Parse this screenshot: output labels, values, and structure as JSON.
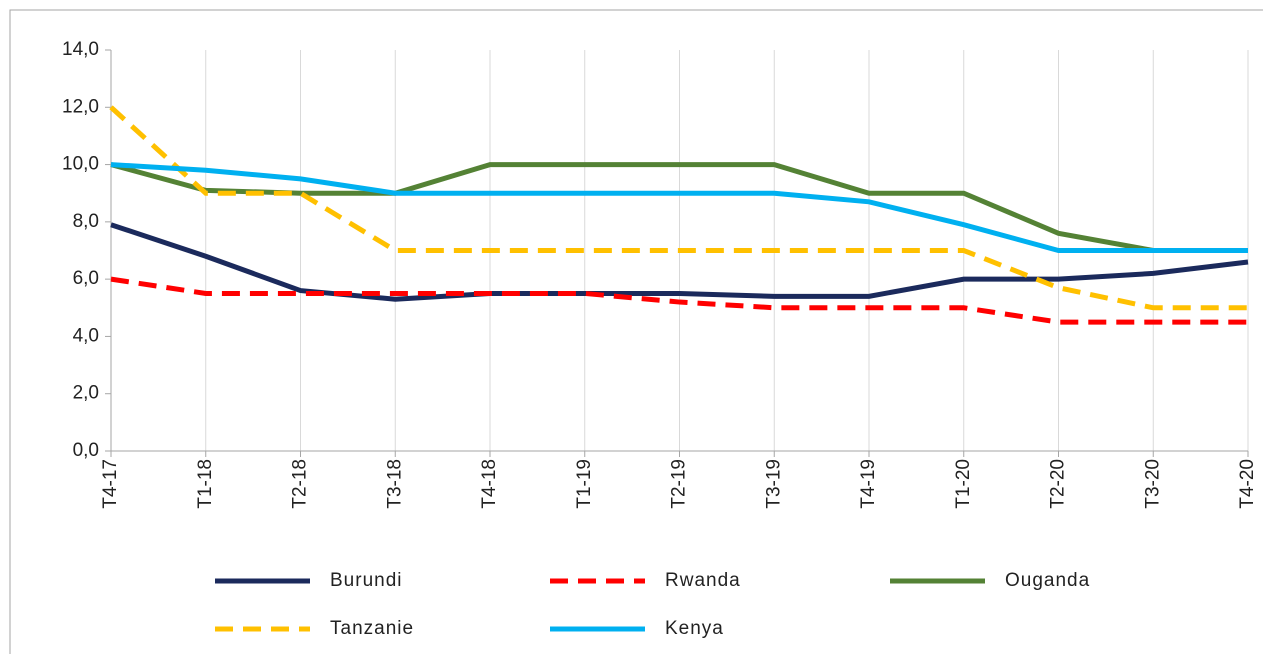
{
  "chart_data": {
    "type": "line",
    "categories": [
      "T4-17",
      "T1-18",
      "T2-18",
      "T3-18",
      "T4-18",
      "T1-19",
      "T2-19",
      "T3-19",
      "T4-19",
      "T1-20",
      "T2-20",
      "T3-20",
      "T4-20"
    ],
    "series": [
      {
        "name": "Burundi",
        "color": "#1b2a5c",
        "line_style": "solid",
        "values": [
          7.9,
          6.8,
          5.6,
          5.3,
          5.5,
          5.5,
          5.5,
          5.4,
          5.4,
          6.0,
          6.0,
          6.2,
          6.6
        ]
      },
      {
        "name": "Rwanda",
        "color": "#ff0000",
        "line_style": "dashed",
        "values": [
          6.0,
          5.5,
          5.5,
          5.5,
          5.5,
          5.5,
          5.2,
          5.0,
          5.0,
          5.0,
          4.5,
          4.5,
          4.5
        ]
      },
      {
        "name": "Ouganda",
        "color": "#548235",
        "line_style": "solid",
        "values": [
          10.0,
          9.1,
          9.0,
          9.0,
          10.0,
          10.0,
          10.0,
          10.0,
          9.0,
          9.0,
          7.6,
          7.0,
          7.0
        ]
      },
      {
        "name": "Tanzanie",
        "color": "#ffc000",
        "line_style": "dashed",
        "values": [
          12.0,
          9.0,
          9.0,
          7.0,
          7.0,
          7.0,
          7.0,
          7.0,
          7.0,
          7.0,
          5.7,
          5.0,
          5.0
        ]
      },
      {
        "name": "Kenya",
        "color": "#00b0f0",
        "line_style": "solid",
        "values": [
          10.0,
          9.8,
          9.5,
          9.0,
          9.0,
          9.0,
          9.0,
          9.0,
          8.7,
          7.9,
          7.0,
          7.0,
          7.0
        ]
      }
    ],
    "ylim": [
      0,
      14
    ],
    "yticks": [
      {
        "value": 0,
        "label": "0,0"
      },
      {
        "value": 2,
        "label": "2,0"
      },
      {
        "value": 4,
        "label": "4,0"
      },
      {
        "value": 6,
        "label": "6,0"
      },
      {
        "value": 8,
        "label": "8,0"
      },
      {
        "value": 10,
        "label": "10,0"
      },
      {
        "value": 12,
        "label": "12,0"
      },
      {
        "value": 14,
        "label": "14,0"
      }
    ],
    "xgrid": true,
    "legend": "bottom"
  }
}
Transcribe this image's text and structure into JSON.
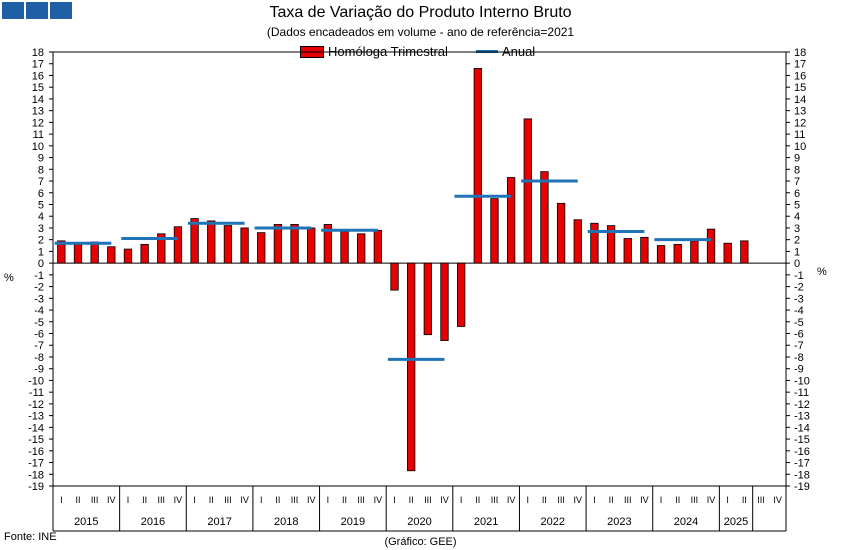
{
  "header": {
    "title": "Taxa de Variação do Produto Interno Bruto",
    "subtitle": "(Dados encadeados em volume - ano de referência=2021"
  },
  "legend": {
    "bar_label": "Homóloga Trimestral",
    "line_label": "Anual"
  },
  "footer": {
    "source": "Fonte: INE",
    "credit": "(Gráfico: GEE)"
  },
  "chart_data": {
    "type": "bar",
    "title": "Taxa de Variação do Produto Interno Bruto",
    "subtitle": "(Dados encadeados em volume - ano de referência=2021",
    "ylabel": "%",
    "ylim": [
      -19,
      18
    ],
    "yticks": [
      18,
      17,
      16,
      15,
      14,
      13,
      12,
      11,
      10,
      9,
      8,
      7,
      6,
      5,
      4,
      3,
      2,
      1,
      0,
      -1,
      -2,
      -3,
      -4,
      -5,
      -6,
      -7,
      -8,
      -9,
      -10,
      -11,
      -12,
      -13,
      -14,
      -15,
      -16,
      -17,
      -18,
      -19
    ],
    "quarter_labels": [
      "I",
      "II",
      "III",
      "IV"
    ],
    "years": [
      "2015",
      "2016",
      "2017",
      "2018",
      "2019",
      "2020",
      "2021",
      "2022",
      "2023",
      "2024",
      "2025"
    ],
    "legend_position": "top-center",
    "colors": {
      "bar": "#e60000",
      "bar_border": "#000000",
      "line": "#1f73b7"
    },
    "series": [
      {
        "name": "Homóloga Trimestral",
        "type": "bar",
        "values": [
          1.9,
          1.6,
          1.8,
          1.4,
          1.2,
          1.6,
          2.5,
          3.1,
          3.8,
          3.6,
          3.2,
          3.0,
          2.6,
          3.3,
          3.3,
          3.0,
          3.3,
          2.7,
          2.5,
          2.8,
          -2.3,
          -17.7,
          -6.1,
          -6.6,
          -5.4,
          16.6,
          5.5,
          7.3,
          12.3,
          7.8,
          5.1,
          3.7,
          3.4,
          3.2,
          2.1,
          2.2,
          1.5,
          1.6,
          1.9,
          2.9,
          1.7,
          1.9
        ]
      },
      {
        "name": "Anual",
        "type": "line",
        "values": [
          1.7,
          2.1,
          3.4,
          3.0,
          2.8,
          -8.2,
          5.7,
          7.0,
          2.7,
          2.0
        ]
      }
    ]
  }
}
● ● ●
| Task requirements |
Copy each line of the data that contains the word "Trimestral".

| Correct result |
    "bar_label": "Homóloga Trimestral",
        "name": "Homóloga Trimestral",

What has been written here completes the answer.